Data entries

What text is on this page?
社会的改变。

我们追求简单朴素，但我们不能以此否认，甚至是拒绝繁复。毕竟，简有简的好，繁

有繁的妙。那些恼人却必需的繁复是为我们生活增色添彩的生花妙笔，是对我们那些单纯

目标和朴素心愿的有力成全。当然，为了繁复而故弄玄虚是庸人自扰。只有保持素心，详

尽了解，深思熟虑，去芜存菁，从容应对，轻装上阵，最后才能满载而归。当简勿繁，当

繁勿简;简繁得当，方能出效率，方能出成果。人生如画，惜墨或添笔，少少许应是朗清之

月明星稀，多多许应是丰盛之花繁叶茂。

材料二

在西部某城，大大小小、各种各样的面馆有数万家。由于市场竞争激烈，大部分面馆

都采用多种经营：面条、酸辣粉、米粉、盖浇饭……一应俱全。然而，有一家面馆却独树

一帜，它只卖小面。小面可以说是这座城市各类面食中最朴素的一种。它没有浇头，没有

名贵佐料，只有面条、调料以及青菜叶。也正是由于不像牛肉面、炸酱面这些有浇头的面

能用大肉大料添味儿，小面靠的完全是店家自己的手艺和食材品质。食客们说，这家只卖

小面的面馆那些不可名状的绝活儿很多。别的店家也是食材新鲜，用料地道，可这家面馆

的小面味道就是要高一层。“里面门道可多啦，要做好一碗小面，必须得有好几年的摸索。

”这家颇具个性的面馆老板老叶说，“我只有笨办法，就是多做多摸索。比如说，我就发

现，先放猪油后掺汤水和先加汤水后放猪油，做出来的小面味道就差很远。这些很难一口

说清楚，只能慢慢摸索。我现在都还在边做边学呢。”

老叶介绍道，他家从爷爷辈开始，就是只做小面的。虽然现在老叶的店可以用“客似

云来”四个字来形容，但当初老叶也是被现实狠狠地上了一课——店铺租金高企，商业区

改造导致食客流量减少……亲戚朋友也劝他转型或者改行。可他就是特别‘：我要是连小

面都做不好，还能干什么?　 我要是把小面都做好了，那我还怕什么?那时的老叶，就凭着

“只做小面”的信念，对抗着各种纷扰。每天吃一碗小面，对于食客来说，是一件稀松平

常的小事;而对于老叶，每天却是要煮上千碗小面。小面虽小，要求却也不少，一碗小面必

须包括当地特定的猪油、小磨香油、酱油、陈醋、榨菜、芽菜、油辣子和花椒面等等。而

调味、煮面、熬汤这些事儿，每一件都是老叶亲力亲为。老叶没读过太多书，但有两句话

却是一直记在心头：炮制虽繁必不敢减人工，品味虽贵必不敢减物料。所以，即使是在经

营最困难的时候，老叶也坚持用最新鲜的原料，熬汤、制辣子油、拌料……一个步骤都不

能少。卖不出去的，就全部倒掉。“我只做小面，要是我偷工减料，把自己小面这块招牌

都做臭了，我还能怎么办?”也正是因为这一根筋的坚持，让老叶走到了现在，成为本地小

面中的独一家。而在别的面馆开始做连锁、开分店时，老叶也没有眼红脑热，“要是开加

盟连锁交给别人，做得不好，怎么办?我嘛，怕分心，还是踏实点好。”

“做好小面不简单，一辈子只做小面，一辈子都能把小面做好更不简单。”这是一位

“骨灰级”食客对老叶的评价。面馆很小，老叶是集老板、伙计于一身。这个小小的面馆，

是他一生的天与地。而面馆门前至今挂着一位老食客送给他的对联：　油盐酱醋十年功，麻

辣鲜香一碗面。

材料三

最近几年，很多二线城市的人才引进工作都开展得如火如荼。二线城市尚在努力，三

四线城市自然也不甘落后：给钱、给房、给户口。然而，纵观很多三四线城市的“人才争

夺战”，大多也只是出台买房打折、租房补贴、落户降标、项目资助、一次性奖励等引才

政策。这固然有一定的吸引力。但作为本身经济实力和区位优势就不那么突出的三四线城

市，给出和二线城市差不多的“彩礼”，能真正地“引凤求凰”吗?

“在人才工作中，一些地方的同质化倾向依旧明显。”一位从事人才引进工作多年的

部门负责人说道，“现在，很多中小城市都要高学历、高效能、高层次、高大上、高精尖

* [Written problem]:
Repeat all of the records above exactly as written.

* [The response]:
What text is on this page?
社会的改变。

我们追求简单朴素，但我们不能以此否认，甚至是拒绝繁复。毕竟，简有简的好，繁

有繁的妙。那些恼人却必需的繁复是为我们生活增色添彩的生花妙笔，是对我们那些单纯

目标和朴素心愿的有力成全。当然，为了繁复而故弄玄虚是庸人自扰。只有保持素心，详

尽了解，深思熟虑，去芜存菁，从容应对，轻装上阵，最后才能满载而归。当简勿繁，当

繁勿简;简繁得当，方能出效率，方能出成果。人生如画，惜墨或添笔，少少许应是朗清之

月明星稀，多多许应是丰盛之花繁叶茂。

材料二

在西部某城，大大小小、各种各样的面馆有数万家。由于市场竞争激烈，大部分面馆

都采用多种经营：面条、酸辣粉、米粉、盖浇饭……一应俱全。然而，有一家面馆却独树

一帜，它只卖小面。小面可以说是这座城市各类面食中最朴素的一种。它没有浇头，没有

名贵佐料，只有面条、调料以及青菜叶。也正是由于不像牛肉面、炸酱面这些有浇头的面

能用大肉大料添味儿，小面靠的完全是店家自己的手艺和食材品质。食客们说，这家只卖

小面的面馆那些不可名状的绝活儿很多。别的店家也是食材新鲜，用料地道，可这家面馆

的小面味道就是要高一层。“里面门道可多啦，要做好一碗小面，必须得有好几年的摸索。

”这家颇具个性的面馆老板老叶说，“我只有笨办法，就是多做多摸索。比如说，我就发

现，先放猪油后掺汤水和先加汤水后放猪油，做出来的小面味道就差很远。这些很难一口

说清楚，只能慢慢摸索。我现在都还在边做边学呢。”

老叶介绍道，他家从爷爷辈开始，就是只做小面的。虽然现在老叶的店可以用“客似

云来”四个字来形容，但当初老叶也是被现实狠狠地上了一课——店铺租金高企，商业区

改造导致食客流量减少……亲戚朋友也劝他转型或者改行。可他就是特别‘：我要是连小

面都做不好，还能干什么?　 我要是把小面都做好了，那我还怕什么?那时的老叶，就凭着

“只做小面”的信念，对抗着各种纷扰。每天吃一碗小面，对于食客来说，是一件稀松平

常的小事;而对于老叶，每天却是要煮上千碗小面。小面虽小，要求却也不少，一碗小面必

须包括当地特定的猪油、小磨香油、酱油、陈醋、榨菜、芽菜、油辣子和花椒面等等。而

调味、煮面、熬汤这些事儿，每一件都是老叶亲力亲为。老叶没读过太多书，但有两句话

却是一直记在心头：炮制虽繁必不敢减人工，品味虽贵必不敢减物料。所以，即使是在经

营最困难的时候，老叶也坚持用最新鲜的原料，熬汤、制辣子油、拌料……一个步骤都不

能少。卖不出去的，就全部倒掉。“我只做小面，要是我偷工减料，把自己小面这块招牌

都做臭了，我还能怎么办?”也正是因为这一根筋的坚持，让老叶走到了现在，成为本地小

面中的独一家。而在别的面馆开始做连锁、开分店时，老叶也没有眼红脑热，“要是开加

盟连锁交给别人，做得不好，怎么办?我嘛，怕分心，还是踏实点好。”

“做好小面不简单，一辈子只做小面，一辈子都能把小面做好更不简单。”这是一位

“骨灰级”食客对老叶的评价。面馆很小，老叶是集老板、伙计于一身。这个小小的面馆，

是他一生的天与地。而面馆门前至今挂着一位老食客送给他的对联：　油盐酱醋十年功，麻

辣鲜香一碗面。

材料三

最近几年，很多二线城市的人才引进工作都开展得如火如荼。二线城市尚在努力，三

四线城市自然也不甘落后：给钱、给房、给户口。然而，纵观很多三四线城市的“人才争

夺战”，大多也只是出台买房打折、租房补贴、落户降标、项目资助、一次性奖励等引才

政策。这固然有一定的吸引力。但作为本身经济实力和区位优势就不那么突出的三四线城

市，给出和二线城市差不多的“彩礼”，能真正地“引凤求凰”吗?

“在人才工作中，一些地方的同质化倾向依旧明显。”一位从事人才引进工作多年的

部门负责人说道，“现在，很多中小城市都要高学历、高效能、高层次、高大上、高精尖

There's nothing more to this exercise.